------ Task inputs
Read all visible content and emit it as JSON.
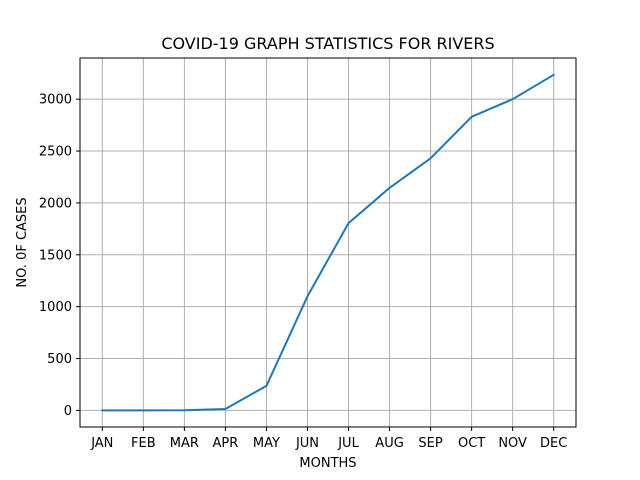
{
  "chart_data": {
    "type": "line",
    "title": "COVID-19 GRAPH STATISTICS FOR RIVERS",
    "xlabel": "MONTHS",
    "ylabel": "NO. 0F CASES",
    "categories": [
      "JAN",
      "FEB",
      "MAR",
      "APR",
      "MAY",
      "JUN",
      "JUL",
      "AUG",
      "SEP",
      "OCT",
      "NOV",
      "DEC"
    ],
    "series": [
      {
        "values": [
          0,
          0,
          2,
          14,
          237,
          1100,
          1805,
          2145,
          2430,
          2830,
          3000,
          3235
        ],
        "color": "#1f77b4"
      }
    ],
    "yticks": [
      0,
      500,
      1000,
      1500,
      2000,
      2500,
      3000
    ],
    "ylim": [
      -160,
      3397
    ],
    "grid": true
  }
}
------------
= Task prompt =
Repeat each record exactly, with the pictures left out.

= Result of the task =
Read all visible content and emit it as JSON.
{
  "chart_data": {
    "type": "line",
    "title": "COVID-19 GRAPH STATISTICS FOR RIVERS",
    "xlabel": "MONTHS",
    "ylabel": "NO. 0F CASES",
    "categories": [
      "JAN",
      "FEB",
      "MAR",
      "APR",
      "MAY",
      "JUN",
      "JUL",
      "AUG",
      "SEP",
      "OCT",
      "NOV",
      "DEC"
    ],
    "series": [
      {
        "values": [
          0,
          0,
          2,
          14,
          237,
          1100,
          1805,
          2145,
          2430,
          2830,
          3000,
          3235
        ],
        "color": "#1f77b4"
      }
    ],
    "yticks": [
      0,
      500,
      1000,
      1500,
      2000,
      2500,
      3000
    ],
    "ylim": [
      -160,
      3397
    ],
    "grid": true
  }
}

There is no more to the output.